* Work to complete
Print the records below word for word, from the beginning through the line containing "The section 306 is at (473, 698).".

====== Records for the task ======

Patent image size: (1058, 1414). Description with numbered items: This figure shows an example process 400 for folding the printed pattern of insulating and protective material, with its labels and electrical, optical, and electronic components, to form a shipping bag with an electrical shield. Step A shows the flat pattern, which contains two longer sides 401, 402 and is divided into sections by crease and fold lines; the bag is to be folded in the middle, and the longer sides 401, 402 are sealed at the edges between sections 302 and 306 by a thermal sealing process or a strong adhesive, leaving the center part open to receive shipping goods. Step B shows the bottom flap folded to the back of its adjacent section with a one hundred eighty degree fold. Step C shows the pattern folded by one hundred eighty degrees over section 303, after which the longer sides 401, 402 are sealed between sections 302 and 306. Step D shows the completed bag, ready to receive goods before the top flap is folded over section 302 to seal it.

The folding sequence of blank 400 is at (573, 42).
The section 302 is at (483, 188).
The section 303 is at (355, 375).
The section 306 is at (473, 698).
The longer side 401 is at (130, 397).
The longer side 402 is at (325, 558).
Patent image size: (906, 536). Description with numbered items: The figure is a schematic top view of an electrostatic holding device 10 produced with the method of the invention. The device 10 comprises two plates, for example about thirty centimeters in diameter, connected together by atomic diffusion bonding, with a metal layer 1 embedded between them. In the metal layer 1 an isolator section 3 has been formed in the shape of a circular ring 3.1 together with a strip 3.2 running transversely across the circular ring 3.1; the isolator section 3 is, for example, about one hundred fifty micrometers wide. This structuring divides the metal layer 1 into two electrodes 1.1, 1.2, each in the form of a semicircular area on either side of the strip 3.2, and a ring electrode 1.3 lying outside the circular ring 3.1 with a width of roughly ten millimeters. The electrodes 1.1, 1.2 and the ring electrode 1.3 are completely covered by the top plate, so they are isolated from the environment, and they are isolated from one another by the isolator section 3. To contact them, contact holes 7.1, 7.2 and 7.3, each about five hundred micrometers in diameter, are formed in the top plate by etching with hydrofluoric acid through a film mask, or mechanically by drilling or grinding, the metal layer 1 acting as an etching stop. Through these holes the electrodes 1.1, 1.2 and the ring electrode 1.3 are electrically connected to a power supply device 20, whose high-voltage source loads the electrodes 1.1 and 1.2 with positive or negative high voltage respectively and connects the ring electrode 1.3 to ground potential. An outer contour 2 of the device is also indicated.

======

* The solution
Patent image size: (1058, 1414). Description with numbered items: This figure shows an example process 400 for folding the printed pattern of insulating and protective material, with its labels and electrical, optical, and electronic components, to form a shipping bag with an electrical shield. Step A shows the flat pattern, which contains two longer sides 401, 402 and is divided into sections by crease and fold lines; the bag is to be folded in the middle, and the longer sides 401, 402 are sealed at the edges between sections 302 and 306 by a thermal sealing process or a strong adhesive, leaving the center part open to receive shipping goods. Step B shows the bottom flap folded to the back of its adjacent section with a one hundred eighty degree fold. Step C shows the pattern folded by one hundred eighty degrees over section 303, after which the longer sides 401, 402 are sealed between sections 302 and 306. Step D shows the completed bag, ready to receive goods before the top flap is folded over section 302 to seal it.

The folding sequence of blank 400 is at (573, 42).
The section 302 is at (483, 188).
The section 303 is at (355, 375).
The section 306 is at (473, 698).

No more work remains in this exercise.